* Requirement *
Retype the full set of records. Keep every character identical.

* Entries *

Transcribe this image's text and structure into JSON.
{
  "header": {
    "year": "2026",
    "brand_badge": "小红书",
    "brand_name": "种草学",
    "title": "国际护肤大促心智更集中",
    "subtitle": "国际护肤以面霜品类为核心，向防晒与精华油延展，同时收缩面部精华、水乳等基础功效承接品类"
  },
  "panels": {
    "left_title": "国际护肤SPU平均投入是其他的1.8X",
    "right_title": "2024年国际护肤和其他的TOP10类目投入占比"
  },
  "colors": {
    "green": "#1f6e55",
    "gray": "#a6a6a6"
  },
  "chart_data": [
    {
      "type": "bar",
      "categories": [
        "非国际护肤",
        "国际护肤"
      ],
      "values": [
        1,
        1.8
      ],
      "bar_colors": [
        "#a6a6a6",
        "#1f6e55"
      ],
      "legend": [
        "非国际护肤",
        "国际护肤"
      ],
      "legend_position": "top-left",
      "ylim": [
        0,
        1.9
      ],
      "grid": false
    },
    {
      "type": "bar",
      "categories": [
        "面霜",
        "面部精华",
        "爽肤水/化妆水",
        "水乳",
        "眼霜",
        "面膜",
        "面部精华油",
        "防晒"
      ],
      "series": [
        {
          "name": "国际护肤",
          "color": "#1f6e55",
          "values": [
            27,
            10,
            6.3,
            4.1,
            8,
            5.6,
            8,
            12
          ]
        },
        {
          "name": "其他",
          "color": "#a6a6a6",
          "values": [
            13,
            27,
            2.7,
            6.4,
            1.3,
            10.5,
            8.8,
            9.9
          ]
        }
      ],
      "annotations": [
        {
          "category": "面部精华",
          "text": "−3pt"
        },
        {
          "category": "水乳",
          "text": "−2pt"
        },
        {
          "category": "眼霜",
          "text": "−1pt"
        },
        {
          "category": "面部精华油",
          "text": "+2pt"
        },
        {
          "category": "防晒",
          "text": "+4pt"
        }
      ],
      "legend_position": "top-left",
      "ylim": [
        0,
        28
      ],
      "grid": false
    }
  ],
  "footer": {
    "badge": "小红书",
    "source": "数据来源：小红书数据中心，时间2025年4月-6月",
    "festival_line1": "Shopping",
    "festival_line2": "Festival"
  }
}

* Full output *
Transcribe this image's text and structure into JSON.
{
  "header": {
    "year": "2026",
    "brand_badge": "小红书",
    "brand_name": "种草学",
    "title": "国际护肤大促心智更集中",
    "subtitle": "国际护肤以面霜品类为核心，向防晒与精华油延展，同时收缩面部精华、水乳等基础功效承接品类"
  },
  "panels": {
    "left_title": "国际护肤SPU平均投入是其他的1.8X",
    "right_title": "2024年国际护肤和其他的TOP10类目投入占比"
  },
  "colors": {
    "green": "#1f6e55",
    "gray": "#a6a6a6"
  },
  "chart_data": [
    {
      "type": "bar",
      "categories": [
        "非国际护肤",
        "国际护肤"
      ],
      "values": [
        1,
        1.8
      ],
      "bar_colors": [
        "#a6a6a6",
        "#1f6e55"
      ],
      "legend": [
        "非国际护肤",
        "国际护肤"
      ],
      "legend_position": "top-left",
      "ylim": [
        0,
        1.9
      ],
      "grid": false
    },
    {
      "type": "bar",
      "categories": [
        "面霜",
        "面部精华",
        "爽肤水/化妆水",
        "水乳",
        "眼霜",
        "面膜",
        "面部精华油",
        "防晒"
      ],
      "series": [
        {
          "name": "国际护肤",
          "color": "#1f6e55",
          "values": [
            27,
            10,
            6.3,
            4.1,
            8,
            5.6,
            8,
            12
          ]
        },
        {
          "name": "其他",
          "color": "#a6a6a6",
          "values": [
            13,
            27,
            2.7,
            6.4,
            1.3,
            10.5,
            8.8,
            9.9
          ]
        }
      ],
      "annotations": [
        {
          "category": "面部精华",
          "text": "−3pt"
        },
        {
          "category": "水乳",
          "text": "−2pt"
        },
        {
          "category": "眼霜",
          "text": "−1pt"
        },
        {
          "category": "面部精华油",
          "text": "+2pt"
        },
        {
          "category": "防晒",
          "text": "+4pt"
        }
      ],
      "legend_position": "top-left",
      "ylim": [
        0,
        28
      ],
      "grid": false
    }
  ],
  "footer": {
    "badge": "小红书",
    "source": "数据来源：小红书数据中心，时间2025年4月-6月",
    "festival_line1": "Shopping",
    "festival_line2": "Festival"
  }
}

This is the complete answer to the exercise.